-- begin Material --
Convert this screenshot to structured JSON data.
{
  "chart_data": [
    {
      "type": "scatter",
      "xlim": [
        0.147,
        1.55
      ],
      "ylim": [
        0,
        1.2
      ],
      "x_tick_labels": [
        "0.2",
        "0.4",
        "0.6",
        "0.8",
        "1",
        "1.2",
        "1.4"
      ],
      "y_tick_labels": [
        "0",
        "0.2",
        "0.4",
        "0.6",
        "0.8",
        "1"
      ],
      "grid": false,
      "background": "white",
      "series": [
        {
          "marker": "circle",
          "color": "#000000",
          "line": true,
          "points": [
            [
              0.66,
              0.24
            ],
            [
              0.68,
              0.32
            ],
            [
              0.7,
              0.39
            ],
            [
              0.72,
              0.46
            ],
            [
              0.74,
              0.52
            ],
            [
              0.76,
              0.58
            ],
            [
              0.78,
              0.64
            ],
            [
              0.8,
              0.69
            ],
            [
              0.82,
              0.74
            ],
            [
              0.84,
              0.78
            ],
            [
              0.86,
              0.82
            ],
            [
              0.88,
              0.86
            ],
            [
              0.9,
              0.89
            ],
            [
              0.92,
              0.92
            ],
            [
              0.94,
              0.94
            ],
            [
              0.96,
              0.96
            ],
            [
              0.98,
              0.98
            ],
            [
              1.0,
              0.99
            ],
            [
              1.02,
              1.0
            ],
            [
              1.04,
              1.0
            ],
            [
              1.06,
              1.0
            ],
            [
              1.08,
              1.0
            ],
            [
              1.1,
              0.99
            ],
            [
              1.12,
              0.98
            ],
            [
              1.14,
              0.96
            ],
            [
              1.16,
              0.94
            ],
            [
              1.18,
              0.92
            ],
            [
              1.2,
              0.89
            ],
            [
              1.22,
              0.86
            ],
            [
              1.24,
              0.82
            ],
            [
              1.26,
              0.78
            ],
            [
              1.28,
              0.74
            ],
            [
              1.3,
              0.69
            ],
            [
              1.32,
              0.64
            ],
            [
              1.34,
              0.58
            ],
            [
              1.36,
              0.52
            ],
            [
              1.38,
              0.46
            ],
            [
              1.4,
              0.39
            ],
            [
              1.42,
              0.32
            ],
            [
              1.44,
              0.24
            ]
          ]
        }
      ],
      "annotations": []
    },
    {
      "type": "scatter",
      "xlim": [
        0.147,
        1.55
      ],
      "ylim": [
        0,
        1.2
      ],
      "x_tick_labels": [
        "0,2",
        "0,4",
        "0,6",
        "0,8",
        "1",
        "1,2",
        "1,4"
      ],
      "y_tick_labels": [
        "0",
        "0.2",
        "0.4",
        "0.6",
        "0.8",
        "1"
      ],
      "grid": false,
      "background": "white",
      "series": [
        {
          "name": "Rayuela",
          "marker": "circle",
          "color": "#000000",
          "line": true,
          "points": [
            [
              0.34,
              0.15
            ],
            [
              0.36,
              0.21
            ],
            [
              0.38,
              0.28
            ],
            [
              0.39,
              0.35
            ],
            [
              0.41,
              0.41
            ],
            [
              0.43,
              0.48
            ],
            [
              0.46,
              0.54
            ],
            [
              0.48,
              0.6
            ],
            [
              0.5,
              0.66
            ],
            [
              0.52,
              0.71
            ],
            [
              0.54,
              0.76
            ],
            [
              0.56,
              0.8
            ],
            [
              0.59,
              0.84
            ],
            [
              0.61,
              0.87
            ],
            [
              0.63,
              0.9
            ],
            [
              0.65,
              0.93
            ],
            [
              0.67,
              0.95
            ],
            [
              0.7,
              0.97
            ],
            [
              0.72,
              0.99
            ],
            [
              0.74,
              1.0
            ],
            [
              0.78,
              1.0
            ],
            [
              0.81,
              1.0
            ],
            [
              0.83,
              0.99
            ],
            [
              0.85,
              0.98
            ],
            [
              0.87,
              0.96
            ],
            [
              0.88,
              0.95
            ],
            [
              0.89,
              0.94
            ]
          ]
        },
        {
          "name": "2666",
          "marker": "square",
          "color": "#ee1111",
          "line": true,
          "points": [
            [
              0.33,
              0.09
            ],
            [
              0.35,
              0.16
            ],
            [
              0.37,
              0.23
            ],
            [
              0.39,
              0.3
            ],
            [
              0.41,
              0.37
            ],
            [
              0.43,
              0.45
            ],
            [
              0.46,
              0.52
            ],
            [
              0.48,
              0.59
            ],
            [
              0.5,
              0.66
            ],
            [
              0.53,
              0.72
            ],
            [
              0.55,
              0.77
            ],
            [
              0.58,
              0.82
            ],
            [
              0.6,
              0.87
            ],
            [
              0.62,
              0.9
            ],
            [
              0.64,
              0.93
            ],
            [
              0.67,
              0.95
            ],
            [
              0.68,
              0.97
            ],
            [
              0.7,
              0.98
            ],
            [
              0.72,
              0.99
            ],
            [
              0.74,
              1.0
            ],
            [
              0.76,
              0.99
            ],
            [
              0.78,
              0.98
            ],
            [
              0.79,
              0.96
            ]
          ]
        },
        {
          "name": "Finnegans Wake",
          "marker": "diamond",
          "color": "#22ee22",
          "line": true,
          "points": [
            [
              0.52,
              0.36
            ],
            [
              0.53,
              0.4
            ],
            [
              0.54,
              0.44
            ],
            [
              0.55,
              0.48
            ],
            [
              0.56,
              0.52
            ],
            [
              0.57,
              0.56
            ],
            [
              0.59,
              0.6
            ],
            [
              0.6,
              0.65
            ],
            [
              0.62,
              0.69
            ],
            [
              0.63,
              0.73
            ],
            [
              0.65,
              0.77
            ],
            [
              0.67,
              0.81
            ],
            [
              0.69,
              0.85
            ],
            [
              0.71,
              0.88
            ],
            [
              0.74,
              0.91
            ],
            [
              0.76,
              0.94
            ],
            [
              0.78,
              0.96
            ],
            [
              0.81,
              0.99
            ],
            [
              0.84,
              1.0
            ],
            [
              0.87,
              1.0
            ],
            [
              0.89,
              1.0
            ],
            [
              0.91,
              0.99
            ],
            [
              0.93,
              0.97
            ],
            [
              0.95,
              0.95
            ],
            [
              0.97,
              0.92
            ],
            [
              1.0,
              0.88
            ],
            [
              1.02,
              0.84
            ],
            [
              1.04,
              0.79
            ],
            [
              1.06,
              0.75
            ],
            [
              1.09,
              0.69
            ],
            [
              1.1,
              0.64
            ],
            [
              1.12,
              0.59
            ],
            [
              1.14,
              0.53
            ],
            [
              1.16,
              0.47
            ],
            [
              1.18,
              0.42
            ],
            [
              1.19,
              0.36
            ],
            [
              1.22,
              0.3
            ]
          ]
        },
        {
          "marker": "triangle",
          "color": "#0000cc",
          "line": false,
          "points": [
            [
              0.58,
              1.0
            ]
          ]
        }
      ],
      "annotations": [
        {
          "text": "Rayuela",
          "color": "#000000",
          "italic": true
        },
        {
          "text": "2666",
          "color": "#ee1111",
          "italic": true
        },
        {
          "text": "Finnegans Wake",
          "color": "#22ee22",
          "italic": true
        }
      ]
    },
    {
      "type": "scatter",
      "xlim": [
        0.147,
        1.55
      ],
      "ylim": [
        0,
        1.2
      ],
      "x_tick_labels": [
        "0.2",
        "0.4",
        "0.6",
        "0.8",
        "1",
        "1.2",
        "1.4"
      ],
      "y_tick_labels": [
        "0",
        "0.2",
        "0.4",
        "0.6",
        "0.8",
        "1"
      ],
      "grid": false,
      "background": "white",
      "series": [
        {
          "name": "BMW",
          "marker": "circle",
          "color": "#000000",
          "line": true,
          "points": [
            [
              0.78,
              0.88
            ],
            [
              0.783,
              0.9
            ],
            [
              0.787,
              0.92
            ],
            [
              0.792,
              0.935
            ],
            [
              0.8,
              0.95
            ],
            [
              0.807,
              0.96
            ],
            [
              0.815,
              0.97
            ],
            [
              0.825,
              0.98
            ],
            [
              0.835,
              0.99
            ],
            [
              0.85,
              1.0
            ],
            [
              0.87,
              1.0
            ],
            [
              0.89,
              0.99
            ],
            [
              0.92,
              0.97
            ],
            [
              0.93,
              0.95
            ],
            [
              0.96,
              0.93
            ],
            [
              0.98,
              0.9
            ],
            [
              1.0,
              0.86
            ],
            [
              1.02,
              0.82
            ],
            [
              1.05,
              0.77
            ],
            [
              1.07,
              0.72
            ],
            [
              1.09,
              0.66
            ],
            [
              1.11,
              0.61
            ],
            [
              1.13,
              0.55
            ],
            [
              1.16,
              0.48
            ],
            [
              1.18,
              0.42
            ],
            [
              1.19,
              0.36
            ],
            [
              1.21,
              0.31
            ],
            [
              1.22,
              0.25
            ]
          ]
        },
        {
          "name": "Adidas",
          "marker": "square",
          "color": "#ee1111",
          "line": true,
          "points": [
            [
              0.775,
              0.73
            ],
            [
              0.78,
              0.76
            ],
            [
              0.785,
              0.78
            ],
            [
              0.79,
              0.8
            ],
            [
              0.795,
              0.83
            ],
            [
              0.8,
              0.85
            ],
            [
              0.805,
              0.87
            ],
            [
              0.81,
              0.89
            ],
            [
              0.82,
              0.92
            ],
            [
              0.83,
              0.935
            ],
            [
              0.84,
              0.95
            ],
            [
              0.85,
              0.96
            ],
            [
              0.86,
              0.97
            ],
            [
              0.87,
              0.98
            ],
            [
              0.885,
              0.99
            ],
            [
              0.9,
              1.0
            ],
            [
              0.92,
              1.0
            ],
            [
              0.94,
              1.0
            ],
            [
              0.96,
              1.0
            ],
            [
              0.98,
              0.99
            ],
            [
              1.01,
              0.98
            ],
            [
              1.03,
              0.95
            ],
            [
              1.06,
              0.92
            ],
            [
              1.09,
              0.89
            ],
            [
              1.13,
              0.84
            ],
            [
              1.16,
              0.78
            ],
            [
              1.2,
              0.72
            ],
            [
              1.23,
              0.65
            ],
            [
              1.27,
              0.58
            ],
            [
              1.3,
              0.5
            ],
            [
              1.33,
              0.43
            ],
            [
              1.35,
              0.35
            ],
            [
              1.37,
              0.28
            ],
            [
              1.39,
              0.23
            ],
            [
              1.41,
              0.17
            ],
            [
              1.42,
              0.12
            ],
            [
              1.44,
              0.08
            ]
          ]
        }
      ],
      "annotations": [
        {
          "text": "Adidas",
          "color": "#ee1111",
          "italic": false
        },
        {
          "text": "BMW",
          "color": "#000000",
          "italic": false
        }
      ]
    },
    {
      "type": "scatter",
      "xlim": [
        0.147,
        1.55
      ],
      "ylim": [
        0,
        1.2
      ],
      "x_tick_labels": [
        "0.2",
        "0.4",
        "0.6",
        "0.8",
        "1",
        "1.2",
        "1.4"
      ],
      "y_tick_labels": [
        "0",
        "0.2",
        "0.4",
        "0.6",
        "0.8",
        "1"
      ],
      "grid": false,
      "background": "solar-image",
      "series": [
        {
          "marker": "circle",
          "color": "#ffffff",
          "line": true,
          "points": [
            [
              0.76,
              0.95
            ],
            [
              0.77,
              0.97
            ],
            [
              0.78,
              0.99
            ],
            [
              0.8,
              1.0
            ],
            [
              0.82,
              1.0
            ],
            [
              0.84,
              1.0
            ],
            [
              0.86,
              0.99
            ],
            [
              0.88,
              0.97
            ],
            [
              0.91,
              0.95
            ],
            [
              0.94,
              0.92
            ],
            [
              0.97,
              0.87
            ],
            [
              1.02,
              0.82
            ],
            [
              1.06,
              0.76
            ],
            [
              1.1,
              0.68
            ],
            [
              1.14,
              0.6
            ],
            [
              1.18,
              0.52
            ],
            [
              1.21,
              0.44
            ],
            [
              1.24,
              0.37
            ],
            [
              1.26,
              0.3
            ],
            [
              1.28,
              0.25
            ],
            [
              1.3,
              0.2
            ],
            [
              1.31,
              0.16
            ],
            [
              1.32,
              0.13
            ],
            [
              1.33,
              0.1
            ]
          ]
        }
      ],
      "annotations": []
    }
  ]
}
-- end Material --
Problem to work on - Determine how many lines of the records above contain the word "Wake", and report only that number.

Solution for this problem - 2